Dataset excerpts:
+ + +

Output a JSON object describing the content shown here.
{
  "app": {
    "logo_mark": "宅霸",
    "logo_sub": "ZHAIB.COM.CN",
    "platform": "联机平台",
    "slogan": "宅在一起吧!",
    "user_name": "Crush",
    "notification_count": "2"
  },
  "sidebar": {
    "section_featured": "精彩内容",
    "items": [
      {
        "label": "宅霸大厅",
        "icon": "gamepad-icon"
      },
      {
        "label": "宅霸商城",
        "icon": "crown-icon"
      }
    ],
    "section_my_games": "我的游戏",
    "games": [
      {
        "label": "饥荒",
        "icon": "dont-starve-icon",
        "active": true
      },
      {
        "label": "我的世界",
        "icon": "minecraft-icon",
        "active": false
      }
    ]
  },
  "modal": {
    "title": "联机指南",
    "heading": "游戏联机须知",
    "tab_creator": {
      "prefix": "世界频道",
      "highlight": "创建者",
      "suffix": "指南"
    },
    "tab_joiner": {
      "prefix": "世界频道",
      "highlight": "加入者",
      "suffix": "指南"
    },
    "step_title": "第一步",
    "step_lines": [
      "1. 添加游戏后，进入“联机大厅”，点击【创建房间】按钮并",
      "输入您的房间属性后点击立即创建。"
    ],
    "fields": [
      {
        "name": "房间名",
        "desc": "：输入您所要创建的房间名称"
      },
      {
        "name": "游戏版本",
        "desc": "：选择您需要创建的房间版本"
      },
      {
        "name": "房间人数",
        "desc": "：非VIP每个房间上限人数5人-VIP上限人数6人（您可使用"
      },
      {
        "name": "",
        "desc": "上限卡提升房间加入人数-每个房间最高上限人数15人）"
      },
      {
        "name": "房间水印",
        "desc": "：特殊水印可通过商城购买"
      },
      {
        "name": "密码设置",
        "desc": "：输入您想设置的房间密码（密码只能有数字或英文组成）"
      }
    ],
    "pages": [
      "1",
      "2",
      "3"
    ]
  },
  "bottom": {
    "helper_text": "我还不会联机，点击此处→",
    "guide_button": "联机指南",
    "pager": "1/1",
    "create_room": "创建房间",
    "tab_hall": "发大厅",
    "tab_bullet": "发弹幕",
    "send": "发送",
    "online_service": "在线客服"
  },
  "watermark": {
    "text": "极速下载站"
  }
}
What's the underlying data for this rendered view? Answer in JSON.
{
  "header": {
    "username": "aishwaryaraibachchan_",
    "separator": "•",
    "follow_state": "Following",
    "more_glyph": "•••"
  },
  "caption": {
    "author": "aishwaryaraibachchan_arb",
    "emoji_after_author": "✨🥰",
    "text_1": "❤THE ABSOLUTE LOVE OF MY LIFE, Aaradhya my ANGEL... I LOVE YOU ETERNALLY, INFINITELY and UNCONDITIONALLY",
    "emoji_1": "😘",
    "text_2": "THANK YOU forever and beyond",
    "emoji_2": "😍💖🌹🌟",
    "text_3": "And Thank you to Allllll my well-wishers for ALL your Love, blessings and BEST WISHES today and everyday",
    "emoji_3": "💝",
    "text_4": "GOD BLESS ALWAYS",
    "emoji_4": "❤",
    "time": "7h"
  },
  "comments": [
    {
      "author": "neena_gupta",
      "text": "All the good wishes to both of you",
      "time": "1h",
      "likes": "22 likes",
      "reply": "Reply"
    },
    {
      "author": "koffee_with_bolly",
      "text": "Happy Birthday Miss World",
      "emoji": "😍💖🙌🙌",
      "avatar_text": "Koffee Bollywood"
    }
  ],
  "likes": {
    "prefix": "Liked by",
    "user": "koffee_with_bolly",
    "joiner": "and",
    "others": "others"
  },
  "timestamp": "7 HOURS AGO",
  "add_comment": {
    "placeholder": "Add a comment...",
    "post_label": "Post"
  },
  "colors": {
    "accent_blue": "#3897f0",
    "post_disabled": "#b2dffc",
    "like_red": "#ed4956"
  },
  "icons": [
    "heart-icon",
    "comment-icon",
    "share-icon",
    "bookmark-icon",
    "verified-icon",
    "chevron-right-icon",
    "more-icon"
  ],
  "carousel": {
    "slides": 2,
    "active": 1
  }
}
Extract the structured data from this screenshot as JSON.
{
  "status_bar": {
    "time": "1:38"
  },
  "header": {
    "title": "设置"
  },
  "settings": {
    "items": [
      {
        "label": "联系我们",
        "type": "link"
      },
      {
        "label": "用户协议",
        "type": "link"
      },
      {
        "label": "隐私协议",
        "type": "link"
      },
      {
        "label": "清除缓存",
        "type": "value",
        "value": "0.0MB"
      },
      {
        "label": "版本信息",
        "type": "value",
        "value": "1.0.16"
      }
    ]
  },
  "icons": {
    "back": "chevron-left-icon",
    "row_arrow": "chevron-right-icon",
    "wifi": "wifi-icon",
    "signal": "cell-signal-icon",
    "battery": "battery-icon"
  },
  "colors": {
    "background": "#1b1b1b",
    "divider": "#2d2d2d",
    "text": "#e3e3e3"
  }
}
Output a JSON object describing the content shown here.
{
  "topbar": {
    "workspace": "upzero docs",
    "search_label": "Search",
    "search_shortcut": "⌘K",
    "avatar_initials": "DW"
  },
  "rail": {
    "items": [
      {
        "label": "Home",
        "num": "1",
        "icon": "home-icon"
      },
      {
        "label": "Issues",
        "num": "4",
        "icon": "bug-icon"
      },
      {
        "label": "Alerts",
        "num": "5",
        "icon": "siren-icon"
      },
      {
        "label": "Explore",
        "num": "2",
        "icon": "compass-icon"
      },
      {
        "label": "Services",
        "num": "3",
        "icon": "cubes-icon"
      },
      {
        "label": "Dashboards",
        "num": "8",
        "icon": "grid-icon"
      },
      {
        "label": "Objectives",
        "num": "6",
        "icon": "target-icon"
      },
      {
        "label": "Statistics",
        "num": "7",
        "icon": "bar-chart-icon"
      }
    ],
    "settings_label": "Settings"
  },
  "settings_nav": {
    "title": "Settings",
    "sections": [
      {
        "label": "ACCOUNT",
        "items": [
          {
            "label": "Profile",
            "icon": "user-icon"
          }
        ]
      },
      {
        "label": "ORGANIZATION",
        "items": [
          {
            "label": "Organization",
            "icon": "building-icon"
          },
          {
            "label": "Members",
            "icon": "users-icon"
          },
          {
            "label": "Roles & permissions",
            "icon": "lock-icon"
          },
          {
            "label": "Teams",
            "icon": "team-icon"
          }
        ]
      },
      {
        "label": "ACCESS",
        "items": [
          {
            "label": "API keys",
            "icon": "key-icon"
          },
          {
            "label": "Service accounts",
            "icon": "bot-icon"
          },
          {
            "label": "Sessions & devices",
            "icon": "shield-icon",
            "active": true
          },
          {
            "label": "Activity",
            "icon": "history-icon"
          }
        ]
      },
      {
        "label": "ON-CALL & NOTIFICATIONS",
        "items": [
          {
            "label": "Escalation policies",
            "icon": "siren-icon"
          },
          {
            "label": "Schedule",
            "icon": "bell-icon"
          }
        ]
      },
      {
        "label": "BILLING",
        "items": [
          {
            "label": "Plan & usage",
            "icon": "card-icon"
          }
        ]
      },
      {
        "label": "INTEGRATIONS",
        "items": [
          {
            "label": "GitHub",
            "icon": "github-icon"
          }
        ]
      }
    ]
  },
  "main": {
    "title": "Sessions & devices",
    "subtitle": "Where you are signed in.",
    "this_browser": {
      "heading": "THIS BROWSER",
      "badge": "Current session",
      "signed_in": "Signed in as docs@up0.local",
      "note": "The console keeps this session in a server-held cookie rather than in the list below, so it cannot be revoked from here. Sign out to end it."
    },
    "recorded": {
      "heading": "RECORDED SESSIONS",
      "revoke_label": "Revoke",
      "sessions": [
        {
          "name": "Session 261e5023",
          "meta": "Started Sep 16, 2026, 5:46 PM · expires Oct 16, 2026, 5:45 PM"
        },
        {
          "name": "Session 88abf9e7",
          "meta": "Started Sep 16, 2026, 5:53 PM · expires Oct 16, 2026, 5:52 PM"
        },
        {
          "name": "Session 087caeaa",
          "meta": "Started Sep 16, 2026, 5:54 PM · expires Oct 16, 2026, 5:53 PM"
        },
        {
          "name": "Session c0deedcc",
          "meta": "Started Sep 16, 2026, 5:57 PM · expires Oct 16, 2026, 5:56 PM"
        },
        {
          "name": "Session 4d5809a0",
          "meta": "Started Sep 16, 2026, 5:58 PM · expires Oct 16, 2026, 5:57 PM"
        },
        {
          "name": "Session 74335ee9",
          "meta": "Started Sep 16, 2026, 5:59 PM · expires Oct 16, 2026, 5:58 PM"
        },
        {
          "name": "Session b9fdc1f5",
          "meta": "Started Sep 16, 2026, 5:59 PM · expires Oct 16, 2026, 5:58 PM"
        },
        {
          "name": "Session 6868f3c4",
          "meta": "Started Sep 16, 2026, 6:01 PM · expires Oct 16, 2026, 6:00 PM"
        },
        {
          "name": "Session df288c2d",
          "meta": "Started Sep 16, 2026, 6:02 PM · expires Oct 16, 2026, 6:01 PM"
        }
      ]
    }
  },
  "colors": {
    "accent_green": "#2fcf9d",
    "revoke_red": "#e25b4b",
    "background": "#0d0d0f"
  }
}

+ + +

▸ WHAT YOU WILL DO: Check the data for the word "devices" and pull out the lines that have it.

▸ ANSWER IN FULL:
            "label": "Sessions & devices",
    "title": "Sessions & devices",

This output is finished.